Reproduce the material in full, unchanged.
-- begin RECORDED DATA --
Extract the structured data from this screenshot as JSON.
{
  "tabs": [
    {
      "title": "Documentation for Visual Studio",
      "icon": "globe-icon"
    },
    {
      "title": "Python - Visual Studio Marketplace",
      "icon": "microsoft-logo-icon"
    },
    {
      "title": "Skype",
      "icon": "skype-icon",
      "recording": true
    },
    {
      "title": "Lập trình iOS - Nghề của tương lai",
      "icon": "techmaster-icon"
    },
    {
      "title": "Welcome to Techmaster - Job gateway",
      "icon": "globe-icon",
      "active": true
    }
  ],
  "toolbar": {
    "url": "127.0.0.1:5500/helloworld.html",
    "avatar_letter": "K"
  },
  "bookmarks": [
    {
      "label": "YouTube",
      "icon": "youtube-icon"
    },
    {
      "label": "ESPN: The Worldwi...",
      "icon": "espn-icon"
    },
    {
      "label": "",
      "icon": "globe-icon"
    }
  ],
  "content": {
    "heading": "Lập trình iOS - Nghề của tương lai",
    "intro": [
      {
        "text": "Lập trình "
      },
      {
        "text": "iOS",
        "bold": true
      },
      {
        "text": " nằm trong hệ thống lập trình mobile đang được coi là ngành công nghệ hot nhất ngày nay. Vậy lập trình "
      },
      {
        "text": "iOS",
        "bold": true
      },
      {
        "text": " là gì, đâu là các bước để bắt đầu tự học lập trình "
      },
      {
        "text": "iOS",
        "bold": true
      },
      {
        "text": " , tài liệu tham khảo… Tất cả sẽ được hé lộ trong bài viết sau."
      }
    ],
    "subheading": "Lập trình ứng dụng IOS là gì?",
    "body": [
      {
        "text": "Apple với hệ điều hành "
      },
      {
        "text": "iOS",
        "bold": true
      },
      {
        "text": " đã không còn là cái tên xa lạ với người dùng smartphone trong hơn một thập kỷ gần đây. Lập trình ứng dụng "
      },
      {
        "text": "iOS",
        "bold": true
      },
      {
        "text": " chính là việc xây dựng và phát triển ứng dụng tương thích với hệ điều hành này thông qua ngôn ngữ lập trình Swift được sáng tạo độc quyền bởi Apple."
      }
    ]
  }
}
-- end RECORDED DATA --
ANSWER TO THIS PROBLEM:
Extract the structured data from this screenshot as JSON.
{
  "tabs": [
    {
      "title": "Documentation for Visual Studio",
      "icon": "globe-icon"
    },
    {
      "title": "Python - Visual Studio Marketplace",
      "icon": "microsoft-logo-icon"
    },
    {
      "title": "Skype",
      "icon": "skype-icon",
      "recording": true
    },
    {
      "title": "Lập trình iOS - Nghề của tương lai",
      "icon": "techmaster-icon"
    },
    {
      "title": "Welcome to Techmaster - Job gateway",
      "icon": "globe-icon",
      "active": true
    }
  ],
  "toolbar": {
    "url": "127.0.0.1:5500/helloworld.html",
    "avatar_letter": "K"
  },
  "bookmarks": [
    {
      "label": "YouTube",
      "icon": "youtube-icon"
    },
    {
      "label": "ESPN: The Worldwi...",
      "icon": "espn-icon"
    },
    {
      "label": "",
      "icon": "globe-icon"
    }
  ],
  "content": {
    "heading": "Lập trình iOS - Nghề của tương lai",
    "intro": [
      {
        "text": "Lập trình "
      },
      {
        "text": "iOS",
        "bold": true
      },
      {
        "text": " nằm trong hệ thống lập trình mobile đang được coi là ngành công nghệ hot nhất ngày nay. Vậy lập trình "
      },
      {
        "text": "iOS",
        "bold": true
      },
      {
        "text": " là gì, đâu là các bước để bắt đầu tự học lập trình "
      },
      {
        "text": "iOS",
        "bold": true
      },
      {
        "text": " , tài liệu tham khảo… Tất cả sẽ được hé lộ trong bài viết sau."
      }
    ],
    "subheading": "Lập trình ứng dụng IOS là gì?",
    "body": [
      {
        "text": "Apple với hệ điều hành "
      },
      {
        "text": "iOS",
        "bold": true
      },
      {
        "text": " đã không còn là cái tên xa lạ với người dùng smartphone trong hơn một thập kỷ gần đây. Lập trình ứng dụng "
      },
      {
        "text": "iOS",
        "bold": true
      },
      {
        "text": " chính là việc xây dựng và phát triển ứng dụng tương thích với hệ điều hành này thông qua ngôn ngữ lập trình Swift được sáng tạo độc quyền bởi Apple."
      }
    ]
  }
}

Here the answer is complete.